#### Extracted records:
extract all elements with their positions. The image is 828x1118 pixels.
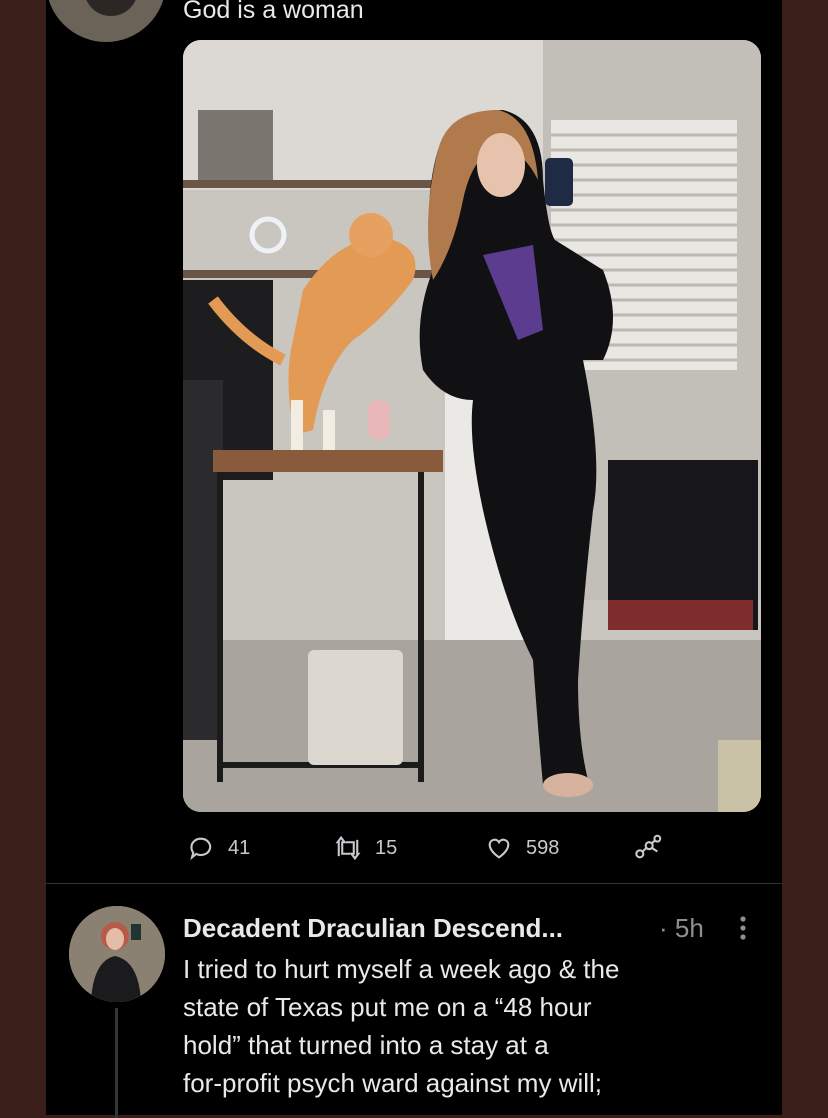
tweet-header: Decadent Draculian Descend... · 5h bbox=[183, 909, 763, 947]
thread-line bbox=[115, 1008, 118, 1118]
photo-illustration bbox=[183, 40, 761, 812]
retweet-button[interactable]: 15 bbox=[333, 826, 397, 870]
tweet-divider bbox=[46, 883, 782, 884]
tweet-text: I tried to hurt myself a week ago & the … bbox=[183, 950, 763, 1102]
tweet-photo[interactable] bbox=[183, 40, 761, 812]
display-name[interactable]: Decadent Draculian Descend... bbox=[183, 909, 563, 947]
heart-icon bbox=[484, 834, 514, 862]
avatar[interactable] bbox=[69, 906, 165, 1002]
timestamp[interactable]: · 5h bbox=[659, 909, 704, 947]
like-count: 598 bbox=[526, 836, 560, 859]
tweet-line: I tried to hurt myself a week ago & the bbox=[183, 954, 620, 984]
tweet-line: hold” that turned into a stay at a bbox=[183, 1030, 549, 1060]
like-button[interactable]: 598 bbox=[484, 826, 559, 870]
tweet-line: for-profit psych ward against my will; bbox=[183, 1068, 603, 1098]
tweet-actions: 41 15 598 bbox=[183, 826, 703, 870]
retweet-icon bbox=[333, 834, 363, 862]
frame-left bbox=[0, 0, 46, 1115]
share-icon bbox=[633, 834, 663, 862]
retweet-count: 15 bbox=[375, 836, 398, 859]
frame-right bbox=[782, 0, 828, 1115]
tweet-line: state of Texas put me on a “48 hour bbox=[183, 992, 592, 1022]
reply-button[interactable]: 41 bbox=[188, 826, 250, 870]
share-button[interactable] bbox=[633, 826, 663, 870]
more-options-button[interactable] bbox=[735, 911, 751, 945]
more-icon bbox=[740, 916, 746, 940]
reply-icon bbox=[188, 834, 216, 862]
tweet-text: God is a woman bbox=[183, 0, 364, 24]
reply-count: 41 bbox=[228, 836, 251, 859]
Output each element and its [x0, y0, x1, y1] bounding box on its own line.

#### What this task involves:
Rewrite all the lines above as a numbered list, leaving out blank lines and the picture.

#### Solution below:
1. extract all elements with their positions. The image is 828x1118 pixels.
2. tweet-header: Decadent Draculian Descend... · 5h bbox=[183, 909, 763, 947]
3. thread-line bbox=[115, 1008, 118, 1118]
4. photo-illustration bbox=[183, 40, 761, 812]
5. retweet-button[interactable]: 15 bbox=[333, 826, 397, 870]
6. tweet-divider bbox=[46, 883, 782, 884]
7. tweet-text: I tried to hurt myself a week ago & the … bbox=[183, 950, 763, 1102]
8. tweet-photo[interactable] bbox=[183, 40, 761, 812]
9. display-name[interactable]: Decadent Draculian Descend... bbox=[183, 909, 563, 947]
10. heart-icon bbox=[484, 834, 514, 862]
11. avatar[interactable] bbox=[69, 906, 165, 1002]
12. timestamp[interactable]: · 5h bbox=[659, 909, 704, 947]
13. like-count: 598 bbox=[526, 836, 560, 859]
14. tweet-line: I tried to hurt myself a week ago & the bbox=[183, 954, 620, 984]
15. tweet-line: hold” that turned into a stay at a bbox=[183, 1030, 549, 1060]
16. like-button[interactable]: 598 bbox=[484, 826, 559, 870]
17. tweet-line: for-profit psych ward against my will; bbox=[183, 1068, 603, 1098]
18. tweet-actions: 41 15 598 bbox=[183, 826, 703, 870]
19. retweet-icon bbox=[333, 834, 363, 862]
20. frame-left bbox=[0, 0, 46, 1115]
21. share-icon bbox=[633, 834, 663, 862]
22. retweet-count: 15 bbox=[375, 836, 398, 859]
23. frame-right bbox=[782, 0, 828, 1115]
24. tweet-line: state of Texas put me on a “48 hour bbox=[183, 992, 592, 1022]
25. reply-button[interactable]: 41 bbox=[188, 826, 250, 870]
26. share-button[interactable] bbox=[633, 826, 663, 870]
27. more-options-button[interactable] bbox=[735, 911, 751, 945]
28. more-icon bbox=[740, 916, 746, 940]
29. reply-icon bbox=[188, 834, 216, 862]
30. tweet-text: God is a woman bbox=[183, 0, 364, 24]
31. reply-count: 41 bbox=[228, 836, 251, 859]
32. Output each element and its [x0, y0, x1, y1] bounding box on its own line.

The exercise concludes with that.